┌────────

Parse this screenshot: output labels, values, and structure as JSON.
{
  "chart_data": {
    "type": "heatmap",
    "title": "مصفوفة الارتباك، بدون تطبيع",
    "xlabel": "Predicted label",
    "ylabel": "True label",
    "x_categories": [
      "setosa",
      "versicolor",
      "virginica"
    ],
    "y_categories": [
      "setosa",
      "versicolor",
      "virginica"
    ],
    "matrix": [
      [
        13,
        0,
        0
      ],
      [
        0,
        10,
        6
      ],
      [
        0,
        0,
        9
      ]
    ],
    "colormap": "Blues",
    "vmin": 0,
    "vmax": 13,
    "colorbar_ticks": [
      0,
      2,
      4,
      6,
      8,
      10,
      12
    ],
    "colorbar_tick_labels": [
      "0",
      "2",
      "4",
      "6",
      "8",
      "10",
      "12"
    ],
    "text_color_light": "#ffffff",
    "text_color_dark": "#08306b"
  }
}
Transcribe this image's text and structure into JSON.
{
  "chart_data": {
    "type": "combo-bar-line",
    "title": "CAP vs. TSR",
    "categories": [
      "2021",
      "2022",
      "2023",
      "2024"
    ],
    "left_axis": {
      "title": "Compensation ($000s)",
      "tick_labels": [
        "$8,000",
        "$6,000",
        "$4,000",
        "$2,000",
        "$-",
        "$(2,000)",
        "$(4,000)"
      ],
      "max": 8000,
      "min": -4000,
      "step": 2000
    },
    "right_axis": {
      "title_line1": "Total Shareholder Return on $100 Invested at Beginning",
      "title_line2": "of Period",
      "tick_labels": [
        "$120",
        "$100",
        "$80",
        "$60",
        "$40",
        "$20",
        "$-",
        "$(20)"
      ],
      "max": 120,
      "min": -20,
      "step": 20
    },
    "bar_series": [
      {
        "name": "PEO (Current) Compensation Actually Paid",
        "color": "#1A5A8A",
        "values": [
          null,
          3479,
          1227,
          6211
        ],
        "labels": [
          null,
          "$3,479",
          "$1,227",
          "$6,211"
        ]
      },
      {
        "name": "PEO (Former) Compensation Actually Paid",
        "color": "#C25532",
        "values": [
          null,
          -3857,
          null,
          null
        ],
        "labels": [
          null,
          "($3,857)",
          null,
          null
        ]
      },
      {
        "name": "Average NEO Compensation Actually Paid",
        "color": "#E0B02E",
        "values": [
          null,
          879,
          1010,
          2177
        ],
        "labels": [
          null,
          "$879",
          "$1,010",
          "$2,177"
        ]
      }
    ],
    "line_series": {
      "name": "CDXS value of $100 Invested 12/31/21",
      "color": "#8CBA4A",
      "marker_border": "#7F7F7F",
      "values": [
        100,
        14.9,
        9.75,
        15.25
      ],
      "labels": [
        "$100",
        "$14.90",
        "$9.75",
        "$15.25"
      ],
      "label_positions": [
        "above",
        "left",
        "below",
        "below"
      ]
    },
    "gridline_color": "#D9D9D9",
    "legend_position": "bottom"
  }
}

└────────

### Given task
Output the records verbatim, from the first line to the last.

### Solution for this exercise
Parse this screenshot: output labels, values, and structure as JSON.
{
  "chart_data": {
    "type": "heatmap",
    "title": "مصفوفة الارتباك، بدون تطبيع",
    "xlabel": "Predicted label",
    "ylabel": "True label",
    "x_categories": [
      "setosa",
      "versicolor",
      "virginica"
    ],
    "y_categories": [
      "setosa",
      "versicolor",
      "virginica"
    ],
    "matrix": [
      [
        13,
        0,
        0
      ],
      [
        0,
        10,
        6
      ],
      [
        0,
        0,
        9
      ]
    ],
    "colormap": "Blues",
    "vmin": 0,
    "vmax": 13,
    "colorbar_ticks": [
      0,
      2,
      4,
      6,
      8,
      10,
      12
    ],
    "colorbar_tick_labels": [
      "0",
      "2",
      "4",
      "6",
      "8",
      "10",
      "12"
    ],
    "text_color_light": "#ffffff",
    "text_color_dark": "#08306b"
  }
}
Transcribe this image's text and structure into JSON.
{
  "chart_data": {
    "type": "combo-bar-line",
    "title": "CAP vs. TSR",
    "categories": [
      "2021",
      "2022",
      "2023",
      "2024"
    ],
    "left_axis": {
      "title": "Compensation ($000s)",
      "tick_labels": [
        "$8,000",
        "$6,000",
        "$4,000",
        "$2,000",
        "$-",
        "$(2,000)",
        "$(4,000)"
      ],
      "max": 8000,
      "min": -4000,
      "step": 2000
    },
    "right_axis": {
      "title_line1": "Total Shareholder Return on $100 Invested at Beginning",
      "title_line2": "of Period",
      "tick_labels": [
        "$120",
        "$100",
        "$80",
        "$60",
        "$40",
        "$20",
        "$-",
        "$(20)"
      ],
      "max": 120,
      "min": -20,
      "step": 20
    },
    "bar_series": [
      {
        "name": "PEO (Current) Compensation Actually Paid",
        "color": "#1A5A8A",
        "values": [
          null,
          3479,
          1227,
          6211
        ],
        "labels": [
          null,
          "$3,479",
          "$1,227",
          "$6,211"
        ]
      },
      {
        "name": "PEO (Former) Compensation Actually Paid",
        "color": "#C25532",
        "values": [
          null,
          -3857,
          null,
          null
        ],
        "labels": [
          null,
          "($3,857)",
          null,
          null
        ]
      },
      {
        "name": "Average NEO Compensation Actually Paid",
        "color": "#E0B02E",
        "values": [
          null,
          879,
          1010,
          2177
        ],
        "labels": [
          null,
          "$879",
          "$1,010",
          "$2,177"
        ]
      }
    ],
    "line_series": {
      "name": "CDXS value of $100 Invested 12/31/21",
      "color": "#8CBA4A",
      "marker_border": "#7F7F7F",
      "values": [
        100,
        14.9,
        9.75,
        15.25
      ],
      "labels": [
        "$100",
        "$14.90",
        "$9.75",
        "$15.25"
      ],
      "label_positions": [
        "above",
        "left",
        "below",
        "below"
      ]
    },
    "gridline_color": "#D9D9D9",
    "legend_position": "bottom"
  }
}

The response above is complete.